→ Request:
Each line containing the word "käyttää" needs to be copied.

[Data entries]
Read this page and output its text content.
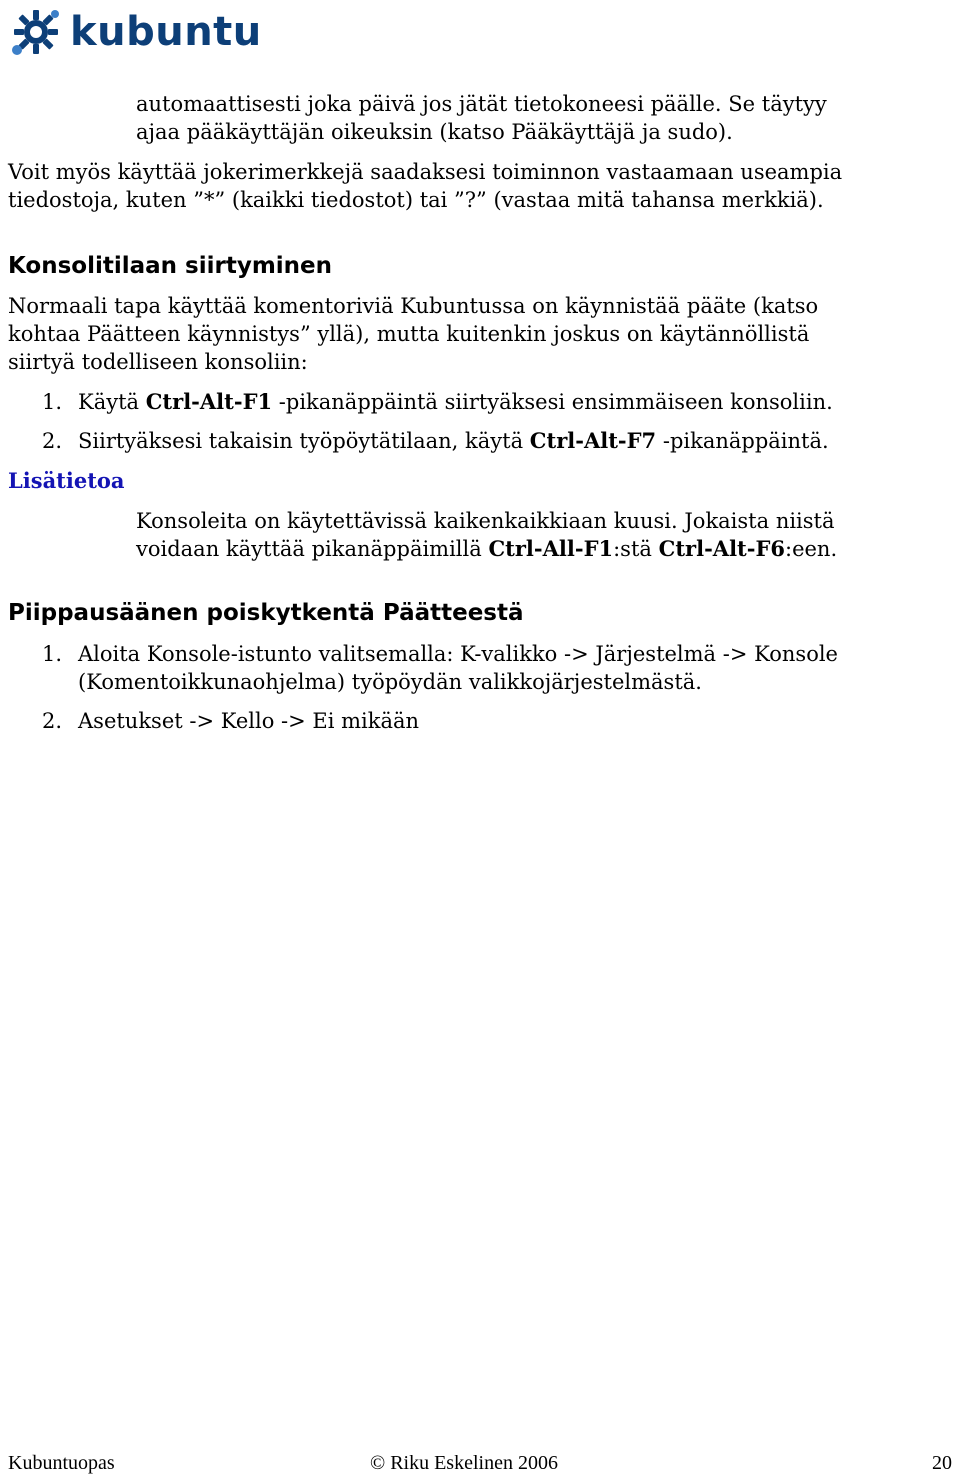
kubuntu

automaattisesti joka päivä jos jätät tietokoneesi päälle. Se täytyy

ajaa pääkäyttäjän oikeuksin (katso Pääkäyttäjä ja sudo).

Voit myös käyttää jokerimerkkejä saadaksesi toiminnon vastaamaan useampia

tiedostoja, kuten ”*” (kaikki tiedostot) tai ”?” (vastaa mitä tahansa merkkiä).

Konsolitilaan siirtyminen

Normaali tapa käyttää komentoriviä Kubuntussa on käynnistää pääte (katso

kohtaa Päätteen käynnistys” yllä), mutta kuitenkin joskus on käytännöllistä

siirtyä todelliseen konsoliin:

1. Käytä Ctrl-Alt-F1 -pikanäppäintä siirtyäksesi ensimmäiseen konsoliin.
2. Siirtyäksesi takaisin työpöytätilaan, käytä Ctrl-Alt-F7 -pikanäppäintä.
Lisätietoa

Konsoleita on käytettävissä kaikenkaikkiaan kuusi. Jokaista niistä

voidaan käyttää pikanäppäimillä Ctrl-All-F1:stä Ctrl-Alt-F6:een.

Piippausäänen poiskytkentä Päätteestä
1. Aloita Konsole-istunto valitsemalla: K-valikko -> Järjestelmä -> Konsole
(Komentoikkunaohjelma) työpöydän valikkojärjestelmästä.
2. Asetukset -> Kello -> Ei mikään
Kubuntuopas	© Riku Eskelinen 2006	20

→ Exercise answer:
Voit myös käyttää jokerimerkkejä saadaksesi toiminnon vastaamaan useampia
Normaali tapa käyttää komentoriviä Kubuntussa on käynnistää pääte (katso
voidaan käyttää pikanäppäimillä Ctrl-All-F1:stä Ctrl-Alt-F6:een.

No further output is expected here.